=== ENTRIES ===
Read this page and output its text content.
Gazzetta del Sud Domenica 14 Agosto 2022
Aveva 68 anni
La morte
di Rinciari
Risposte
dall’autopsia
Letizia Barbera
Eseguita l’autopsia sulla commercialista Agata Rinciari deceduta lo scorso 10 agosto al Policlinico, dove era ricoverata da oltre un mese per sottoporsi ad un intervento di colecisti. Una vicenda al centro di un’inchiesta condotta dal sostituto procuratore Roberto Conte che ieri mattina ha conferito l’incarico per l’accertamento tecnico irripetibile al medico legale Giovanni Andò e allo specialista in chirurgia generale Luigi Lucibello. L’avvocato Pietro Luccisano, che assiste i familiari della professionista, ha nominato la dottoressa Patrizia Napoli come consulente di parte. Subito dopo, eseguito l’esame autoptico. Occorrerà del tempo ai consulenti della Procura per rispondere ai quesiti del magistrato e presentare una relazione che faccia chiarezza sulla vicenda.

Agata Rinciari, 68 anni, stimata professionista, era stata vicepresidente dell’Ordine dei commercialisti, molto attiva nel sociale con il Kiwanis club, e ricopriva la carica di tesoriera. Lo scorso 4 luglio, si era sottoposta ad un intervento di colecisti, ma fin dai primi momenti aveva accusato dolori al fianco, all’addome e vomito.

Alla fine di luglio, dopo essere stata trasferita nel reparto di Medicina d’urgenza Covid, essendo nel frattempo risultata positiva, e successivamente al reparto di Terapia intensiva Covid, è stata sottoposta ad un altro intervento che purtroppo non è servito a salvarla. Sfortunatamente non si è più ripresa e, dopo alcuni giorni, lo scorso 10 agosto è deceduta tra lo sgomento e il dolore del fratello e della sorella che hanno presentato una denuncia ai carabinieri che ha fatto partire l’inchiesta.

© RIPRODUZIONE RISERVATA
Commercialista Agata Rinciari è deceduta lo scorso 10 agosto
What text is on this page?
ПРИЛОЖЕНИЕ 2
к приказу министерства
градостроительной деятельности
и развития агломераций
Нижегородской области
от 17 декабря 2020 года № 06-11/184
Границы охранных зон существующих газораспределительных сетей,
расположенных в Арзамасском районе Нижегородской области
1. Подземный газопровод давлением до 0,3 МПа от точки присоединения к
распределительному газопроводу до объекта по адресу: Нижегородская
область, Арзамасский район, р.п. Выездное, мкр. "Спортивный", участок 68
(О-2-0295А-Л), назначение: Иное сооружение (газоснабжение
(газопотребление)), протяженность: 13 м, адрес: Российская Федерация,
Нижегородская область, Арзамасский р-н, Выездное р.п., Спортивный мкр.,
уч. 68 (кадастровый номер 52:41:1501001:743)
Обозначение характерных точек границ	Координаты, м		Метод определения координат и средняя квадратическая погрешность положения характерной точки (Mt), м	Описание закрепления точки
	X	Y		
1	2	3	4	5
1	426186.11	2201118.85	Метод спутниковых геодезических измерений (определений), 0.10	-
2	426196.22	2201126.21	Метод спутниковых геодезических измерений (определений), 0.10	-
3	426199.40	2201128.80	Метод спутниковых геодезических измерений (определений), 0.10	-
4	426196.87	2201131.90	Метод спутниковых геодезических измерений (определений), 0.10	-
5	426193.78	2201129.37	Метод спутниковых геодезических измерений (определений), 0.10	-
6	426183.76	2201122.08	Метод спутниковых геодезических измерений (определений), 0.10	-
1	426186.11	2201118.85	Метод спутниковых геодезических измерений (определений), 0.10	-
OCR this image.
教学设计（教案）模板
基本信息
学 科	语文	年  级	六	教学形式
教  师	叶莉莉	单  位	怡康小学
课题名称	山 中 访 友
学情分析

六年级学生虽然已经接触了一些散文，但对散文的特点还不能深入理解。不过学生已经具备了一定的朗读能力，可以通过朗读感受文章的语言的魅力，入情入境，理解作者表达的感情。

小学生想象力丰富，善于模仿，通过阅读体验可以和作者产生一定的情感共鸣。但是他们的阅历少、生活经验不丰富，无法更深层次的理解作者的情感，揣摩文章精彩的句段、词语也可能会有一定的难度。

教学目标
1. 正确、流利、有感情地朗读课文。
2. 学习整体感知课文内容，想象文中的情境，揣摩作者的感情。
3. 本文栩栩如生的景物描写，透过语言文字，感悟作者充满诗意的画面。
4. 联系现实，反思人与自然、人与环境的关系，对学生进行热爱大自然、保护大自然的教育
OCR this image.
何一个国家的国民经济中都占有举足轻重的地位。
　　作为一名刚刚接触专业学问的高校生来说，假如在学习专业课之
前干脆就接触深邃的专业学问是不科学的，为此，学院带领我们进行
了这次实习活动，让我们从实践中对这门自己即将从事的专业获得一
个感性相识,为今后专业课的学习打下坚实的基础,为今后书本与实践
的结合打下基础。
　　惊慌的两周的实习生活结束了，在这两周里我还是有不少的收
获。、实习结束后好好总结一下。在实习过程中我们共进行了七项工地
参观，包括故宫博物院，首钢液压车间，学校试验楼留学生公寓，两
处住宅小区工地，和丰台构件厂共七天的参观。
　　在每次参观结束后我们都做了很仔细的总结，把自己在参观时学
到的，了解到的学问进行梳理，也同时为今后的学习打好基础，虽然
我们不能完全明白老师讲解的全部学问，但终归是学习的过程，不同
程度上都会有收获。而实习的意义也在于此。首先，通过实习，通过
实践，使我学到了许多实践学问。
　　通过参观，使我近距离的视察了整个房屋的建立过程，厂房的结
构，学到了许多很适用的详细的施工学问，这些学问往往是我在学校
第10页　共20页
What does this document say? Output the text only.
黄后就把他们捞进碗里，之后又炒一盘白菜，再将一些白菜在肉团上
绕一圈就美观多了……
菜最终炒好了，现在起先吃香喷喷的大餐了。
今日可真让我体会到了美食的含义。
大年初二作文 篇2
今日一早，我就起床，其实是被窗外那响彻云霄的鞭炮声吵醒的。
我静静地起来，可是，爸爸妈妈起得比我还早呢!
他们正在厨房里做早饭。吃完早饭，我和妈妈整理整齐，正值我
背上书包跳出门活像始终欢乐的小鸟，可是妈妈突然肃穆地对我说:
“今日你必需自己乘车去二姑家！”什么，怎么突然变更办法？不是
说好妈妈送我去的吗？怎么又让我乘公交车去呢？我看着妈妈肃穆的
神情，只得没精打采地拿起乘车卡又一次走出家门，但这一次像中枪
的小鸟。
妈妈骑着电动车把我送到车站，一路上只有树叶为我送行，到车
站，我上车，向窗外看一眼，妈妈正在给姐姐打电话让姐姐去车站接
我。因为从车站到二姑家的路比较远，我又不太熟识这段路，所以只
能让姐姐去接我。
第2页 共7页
===
### TASK REQUIREMENTS
Each record above must be given again exactly.

### ANSWER BELOW
Read this page and output its text content.
Gazzetta del Sud Domenica 14 Agosto 2022
Aveva 68 anni
La morte
di Rinciari
Risposte
dall’autopsia
Letizia Barbera
Eseguita l’autopsia sulla commercialista Agata Rinciari deceduta lo scorso 10 agosto al Policlinico, dove era ricoverata da oltre un mese per sottoporsi ad un intervento di colecisti. Una vicenda al centro di un’inchiesta condotta dal sostituto procuratore Roberto Conte che ieri mattina ha conferito l’incarico per l’accertamento tecnico irripetibile al medico legale Giovanni Andò e allo specialista in chirurgia generale Luigi Lucibello. L’avvocato Pietro Luccisano, che assiste i familiari della professionista, ha nominato la dottoressa Patrizia Napoli come consulente di parte. Subito dopo, eseguito l’esame autoptico. Occorrerà del tempo ai consulenti della Procura per rispondere ai quesiti del magistrato e presentare una relazione che faccia chiarezza sulla vicenda.

Agata Rinciari, 68 anni, stimata professionista, era stata vicepresidente dell’Ordine dei commercialisti, molto attiva nel sociale con il Kiwanis club, e ricopriva la carica di tesoriera. Lo scorso 4 luglio, si era sottoposta ad un intervento di colecisti, ma fin dai primi momenti aveva accusato dolori al fianco, all’addome e vomito.

Alla fine di luglio, dopo essere stata trasferita nel reparto di Medicina d’urgenza Covid, essendo nel frattempo risultata positiva, e successivamente al reparto di Terapia intensiva Covid, è stata sottoposta ad un altro intervento che purtroppo non è servito a salvarla. Sfortunatamente non si è più ripresa e, dopo alcuni giorni, lo scorso 10 agosto è deceduta tra lo sgomento e il dolore del fratello e della sorella che hanno presentato una denuncia ai carabinieri che ha fatto partire l’inchiesta.

© RIPRODUZIONE RISERVATA
Commercialista Agata Rinciari è deceduta lo scorso 10 agosto
What text is on this page?
ПРИЛОЖЕНИЕ 2
к приказу министерства
градостроительной деятельности
и развития агломераций
Нижегородской области
от 17 декабря 2020 года № 06-11/184
Границы охранных зон существующих газораспределительных сетей,
расположенных в Арзамасском районе Нижегородской области
1. Подземный газопровод давлением до 0,3 МПа от точки присоединения к
распределительному газопроводу до объекта по адресу: Нижегородская
область, Арзамасский район, р.п. Выездное, мкр. "Спортивный", участок 68
(О-2-0295А-Л), назначение: Иное сооружение (газоснабжение
(газопотребление)), протяженность: 13 м, адрес: Российская Федерация,
Нижегородская область, Арзамасский р-н, Выездное р.п., Спортивный мкр.,
уч. 68 (кадастровый номер 52:41:1501001:743)
Обозначение характерных точек границ	Координаты, м		Метод определения координат и средняя квадратическая погрешность положения характерной точки (Mt), м	Описание закрепления точки
	X	Y		
1	2	3	4	5
1	426186.11	2201118.85	Метод спутниковых геодезических измерений (определений), 0.10	-
2	426196.22	2201126.21	Метод спутниковых геодезических измерений (определений), 0.10	-
3	426199.40	2201128.80	Метод спутниковых геодезических измерений (определений), 0.10	-
4	426196.87	2201131.90	Метод спутниковых геодезических измерений (определений), 0.10	-
5	426193.78	2201129.37	Метод спутниковых геодезических измерений (определений), 0.10	-
6	426183.76	2201122.08	Метод спутниковых геодезических измерений (определений), 0.10	-
1	426186.11	2201118.85	Метод спутниковых геодезических измерений (определений), 0.10	-
OCR this image.
教学设计（教案）模板
基本信息
学 科	语文	年  级	六	教学形式
教  师	叶莉莉	单  位	怡康小学
课题名称	山 中 访 友
学情分析

六年级学生虽然已经接触了一些散文，但对散文的特点还不能深入理解。不过学生已经具备了一定的朗读能力，可以通过朗读感受文章的语言的魅力，入情入境，理解作者表达的感情。

小学生想象力丰富，善于模仿，通过阅读体验可以和作者产生一定的情感共鸣。但是他们的阅历少、生活经验不丰富，无法更深层次的理解作者的情感，揣摩文章精彩的句段、词语也可能会有一定的难度。

教学目标
1. 正确、流利、有感情地朗读课文。
2. 学习整体感知课文内容，想象文中的情境，揣摩作者的感情。
3. 本文栩栩如生的景物描写，透过语言文字，感悟作者充满诗意的画面。
4. 联系现实，反思人与自然、人与环境的关系，对学生进行热爱大自然、保护大自然的教育
OCR this image.
何一个国家的国民经济中都占有举足轻重的地位。
　　作为一名刚刚接触专业学问的高校生来说，假如在学习专业课之
前干脆就接触深邃的专业学问是不科学的，为此，学院带领我们进行
了这次实习活动，让我们从实践中对这门自己即将从事的专业获得一
个感性相识,为今后专业课的学习打下坚实的基础,为今后书本与实践
的结合打下基础。
　　惊慌的两周的实习生活结束了，在这两周里我还是有不少的收
获。、实习结束后好好总结一下。在实习过程中我们共进行了七项工地
参观，包括故宫博物院，首钢液压车间，学校试验楼留学生公寓，两
处住宅小区工地，和丰台构件厂共七天的参观。
　　在每次参观结束后我们都做了很仔细的总结，把自己在参观时学
到的，了解到的学问进行梳理，也同时为今后的学习打好基础，虽然
我们不能完全明白老师讲解的全部学问，但终归是学习的过程，不同
程度上都会有收获。而实习的意义也在于此。首先，通过实习，通过
实践，使我学到了许多实践学问。
　　通过参观，使我近距离的视察了整个房屋的建立过程，厂房的结
构，学到了许多很适用的详细的施工学问，这些学问往往是我在学校
第10页　共20页
What does this document say? Output the text only.
黄后就把他们捞进碗里，之后又炒一盘白菜，再将一些白菜在肉团上
绕一圈就美观多了……
菜最终炒好了，现在起先吃香喷喷的大餐了。
今日可真让我体会到了美食的含义。
大年初二作文 篇2
今日一早，我就起床，其实是被窗外那响彻云霄的鞭炮声吵醒的。
我静静地起来，可是，爸爸妈妈起得比我还早呢!
他们正在厨房里做早饭。吃完早饭，我和妈妈整理整齐，正值我
背上书包跳出门活像始终欢乐的小鸟，可是妈妈突然肃穆地对我说:
“今日你必需自己乘车去二姑家！”什么，怎么突然变更办法？不是
说好妈妈送我去的吗？怎么又让我乘公交车去呢？我看着妈妈肃穆的
神情，只得没精打采地拿起乘车卡又一次走出家门，但这一次像中枪
的小鸟。
妈妈骑着电动车把我送到车站，一路上只有树叶为我送行，到车
站，我上车，向窗外看一眼，妈妈正在给姐姐打电话让姐姐去车站接
我。因为从车站到二姑家的路比较远，我又不太熟识这段路，所以只
能让姐姐去接我。
第2页 共7页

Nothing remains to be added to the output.